## Begin SELECTED EXTRACT

It is safe to say that Ted Marcus, founder of the European Coffee Society, loves coffee. He has traveled all over Europe in search of the best the continent has to offer, and has found three very different, but complementary, roasters in Paris, Vienna, and Pisa. These are the kinds of roasters who supply Michelin star restaurants with their impeccably high-quality brews, who develop espressos that make people sigh, “Oh, you just can’t get coffee like that over here,” upon returning from a trip to Europe.
But now, thanks to Marcus, you can. The Society started as many passion projects do: a few people were very interested in trying the coffees he raved about having in Europe. But now he’s expanding the European Coffee Society to a small client base of coffee lovers who can sign up for a subscription service here in the States. The project is rooted in hands-on, quality work, and Marcus says that he has no intention of changing that. “I don’t want to become Starbucks,” he said.
We caught up with Marcus and asked him to tell us a little more about how this European-American connection came to be.
Did you have a passion for coffee when you lived in the United States, or did this arise after spending time in Europe?
I’ve had a passion for it for decades, really. I was living in Japan at one point and searching for the perfect coffee mug — it was something as small as that — which took me to some far-off peninsula. I knew I wanted to try different things in regard to coffee. Then I began discovering espresso. Of course, I had always heard of the coffees of Milan and Vienna, but I thought, “Why stop there? I might as well find the best coffee there is.”
What is it about the European method of roasting coffee that particularly enticed you?
Oliver Goetz, who is the best coffee roaster in Vienna, really changed my perspective on coffee. Before exploring coffee in detail, I was a real dilettante. He introduced me to real espresso: no sugar, no cream, just the pure coffee. And at first I thought, I’m supposed to drink that?
It was really strong, but incredibly flavorful — it wasn’t bitter; it was a completely different experience for me.
So Goetz is now one of the European Coffee Society roasters. How does he source and develop his product — what attracted you to it?

## End SELECTED EXTRACT
## Begin PROVIDED DATA

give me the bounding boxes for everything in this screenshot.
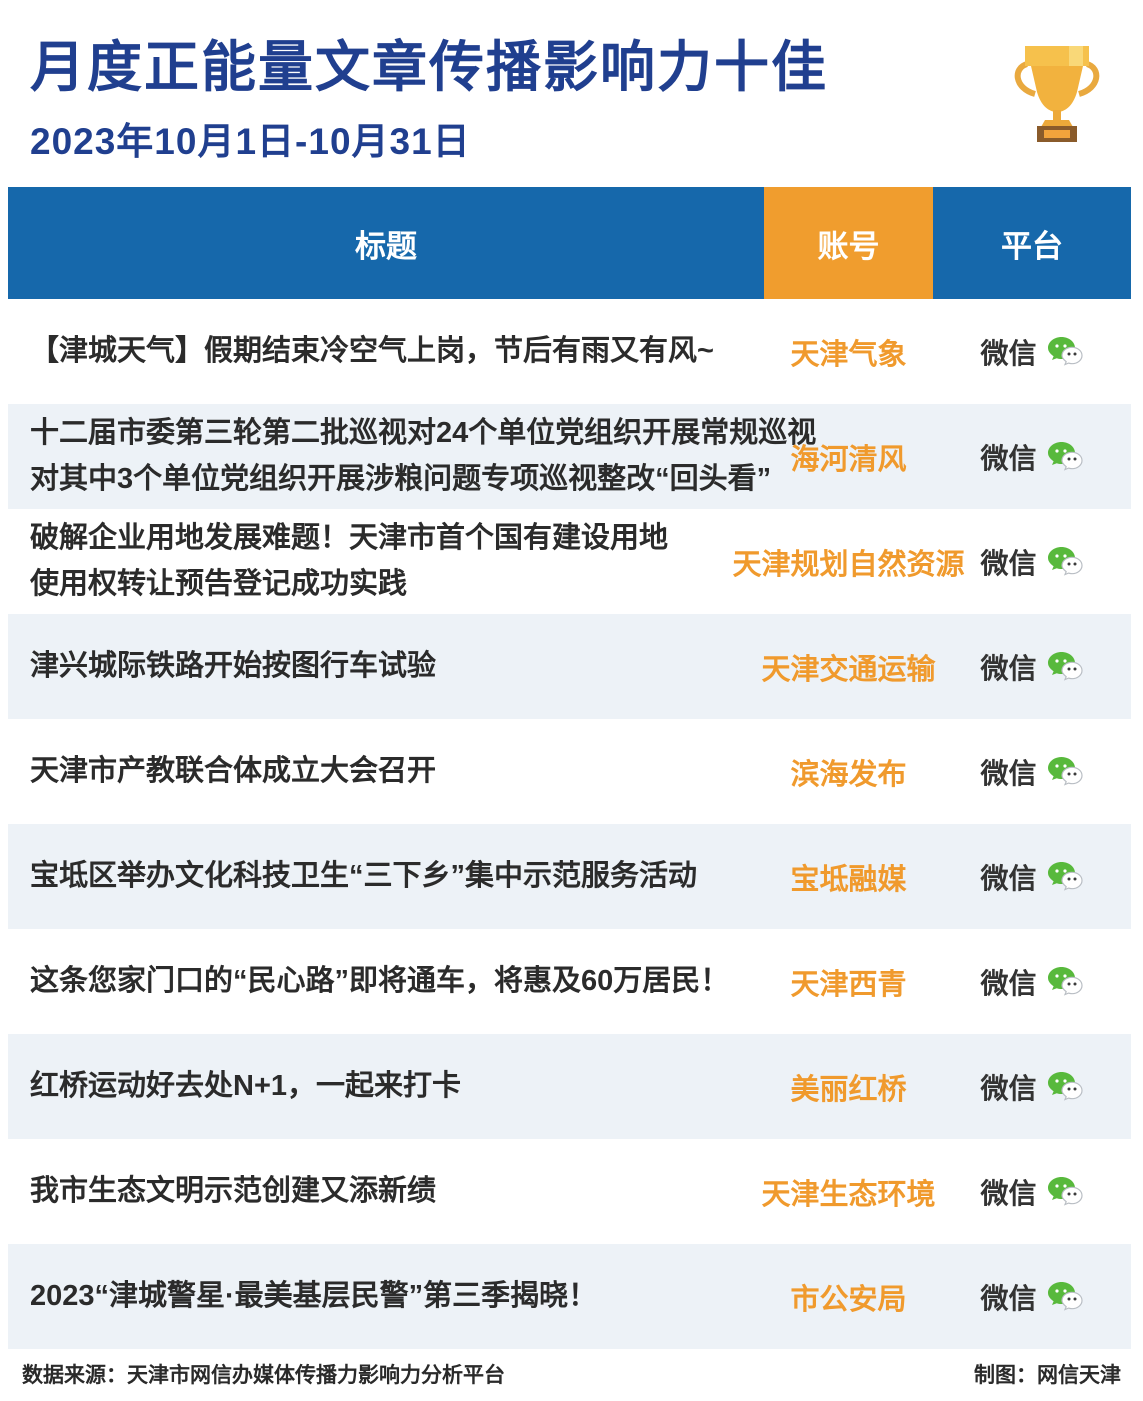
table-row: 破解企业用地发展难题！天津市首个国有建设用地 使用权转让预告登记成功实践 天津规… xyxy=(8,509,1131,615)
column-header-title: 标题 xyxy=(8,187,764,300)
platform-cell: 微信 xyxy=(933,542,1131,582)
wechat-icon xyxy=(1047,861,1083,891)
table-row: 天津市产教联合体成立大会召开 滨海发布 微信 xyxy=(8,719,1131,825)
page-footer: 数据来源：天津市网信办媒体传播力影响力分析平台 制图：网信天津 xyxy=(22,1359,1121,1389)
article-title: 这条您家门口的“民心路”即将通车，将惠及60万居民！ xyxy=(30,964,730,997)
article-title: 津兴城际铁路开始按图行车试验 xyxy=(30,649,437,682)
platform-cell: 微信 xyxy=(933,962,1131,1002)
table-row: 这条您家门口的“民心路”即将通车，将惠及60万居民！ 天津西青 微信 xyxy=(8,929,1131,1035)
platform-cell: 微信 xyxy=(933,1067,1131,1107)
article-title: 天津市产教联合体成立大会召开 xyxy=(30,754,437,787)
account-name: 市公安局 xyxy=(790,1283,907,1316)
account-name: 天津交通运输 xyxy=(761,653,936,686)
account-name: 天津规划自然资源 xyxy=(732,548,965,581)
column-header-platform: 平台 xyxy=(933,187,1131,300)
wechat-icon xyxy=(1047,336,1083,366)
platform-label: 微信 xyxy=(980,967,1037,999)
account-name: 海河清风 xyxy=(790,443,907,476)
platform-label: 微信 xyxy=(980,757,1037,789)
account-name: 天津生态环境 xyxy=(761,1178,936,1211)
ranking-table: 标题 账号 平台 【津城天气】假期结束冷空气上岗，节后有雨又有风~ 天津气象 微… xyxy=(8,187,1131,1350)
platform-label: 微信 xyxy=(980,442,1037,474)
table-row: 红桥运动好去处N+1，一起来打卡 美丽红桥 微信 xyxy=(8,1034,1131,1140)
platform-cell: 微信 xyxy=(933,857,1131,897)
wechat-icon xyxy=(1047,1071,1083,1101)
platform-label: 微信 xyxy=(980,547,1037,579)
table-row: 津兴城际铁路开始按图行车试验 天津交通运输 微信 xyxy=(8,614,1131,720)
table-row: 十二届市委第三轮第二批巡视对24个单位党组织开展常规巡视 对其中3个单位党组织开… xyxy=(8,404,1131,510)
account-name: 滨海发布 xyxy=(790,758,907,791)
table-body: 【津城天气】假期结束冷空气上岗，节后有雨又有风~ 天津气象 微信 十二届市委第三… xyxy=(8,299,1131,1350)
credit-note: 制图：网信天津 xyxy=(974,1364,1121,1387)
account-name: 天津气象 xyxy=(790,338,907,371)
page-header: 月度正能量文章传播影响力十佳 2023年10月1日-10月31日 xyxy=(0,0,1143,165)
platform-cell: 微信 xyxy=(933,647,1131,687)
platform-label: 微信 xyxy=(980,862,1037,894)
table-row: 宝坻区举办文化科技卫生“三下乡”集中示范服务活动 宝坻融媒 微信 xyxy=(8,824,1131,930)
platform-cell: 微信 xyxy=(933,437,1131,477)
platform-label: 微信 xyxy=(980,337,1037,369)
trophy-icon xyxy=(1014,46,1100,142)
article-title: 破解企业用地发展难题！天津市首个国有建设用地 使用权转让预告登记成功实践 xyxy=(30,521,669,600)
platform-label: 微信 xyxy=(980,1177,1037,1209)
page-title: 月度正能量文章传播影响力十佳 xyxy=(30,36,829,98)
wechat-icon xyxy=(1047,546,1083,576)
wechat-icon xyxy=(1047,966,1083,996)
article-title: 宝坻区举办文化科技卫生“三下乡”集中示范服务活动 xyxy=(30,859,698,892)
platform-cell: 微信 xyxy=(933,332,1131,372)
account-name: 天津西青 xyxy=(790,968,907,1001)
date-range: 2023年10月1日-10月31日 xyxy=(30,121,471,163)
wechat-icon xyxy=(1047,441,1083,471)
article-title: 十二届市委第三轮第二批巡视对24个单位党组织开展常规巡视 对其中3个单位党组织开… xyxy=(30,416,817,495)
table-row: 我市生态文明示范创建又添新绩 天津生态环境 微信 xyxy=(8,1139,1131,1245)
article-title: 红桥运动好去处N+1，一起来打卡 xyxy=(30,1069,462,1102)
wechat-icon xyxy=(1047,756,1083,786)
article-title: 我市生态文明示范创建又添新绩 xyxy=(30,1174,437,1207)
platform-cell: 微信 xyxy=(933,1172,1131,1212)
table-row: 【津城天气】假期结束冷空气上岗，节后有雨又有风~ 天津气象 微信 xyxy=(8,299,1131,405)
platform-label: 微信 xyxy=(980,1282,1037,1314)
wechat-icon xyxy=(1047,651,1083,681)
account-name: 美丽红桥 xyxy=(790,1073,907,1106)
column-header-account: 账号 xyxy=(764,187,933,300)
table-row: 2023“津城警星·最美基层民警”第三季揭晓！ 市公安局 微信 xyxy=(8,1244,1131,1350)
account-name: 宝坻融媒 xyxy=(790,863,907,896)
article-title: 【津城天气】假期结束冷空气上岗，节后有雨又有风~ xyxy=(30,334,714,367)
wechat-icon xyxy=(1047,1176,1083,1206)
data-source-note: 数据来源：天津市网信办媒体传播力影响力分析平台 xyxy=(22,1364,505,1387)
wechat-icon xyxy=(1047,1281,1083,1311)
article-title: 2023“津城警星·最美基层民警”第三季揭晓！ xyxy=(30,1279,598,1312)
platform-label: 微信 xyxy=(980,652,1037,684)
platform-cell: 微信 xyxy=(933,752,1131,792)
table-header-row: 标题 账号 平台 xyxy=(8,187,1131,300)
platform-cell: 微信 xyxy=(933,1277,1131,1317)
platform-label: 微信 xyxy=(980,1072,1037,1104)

## End PROVIDED DATA

# EXERCISE TASK:
In the interview about the European Coffee Society, who introduced Ted Marcus to real espresso?

# SOLUTION:
Oliver Goetz, a coffee roaster in Vienna.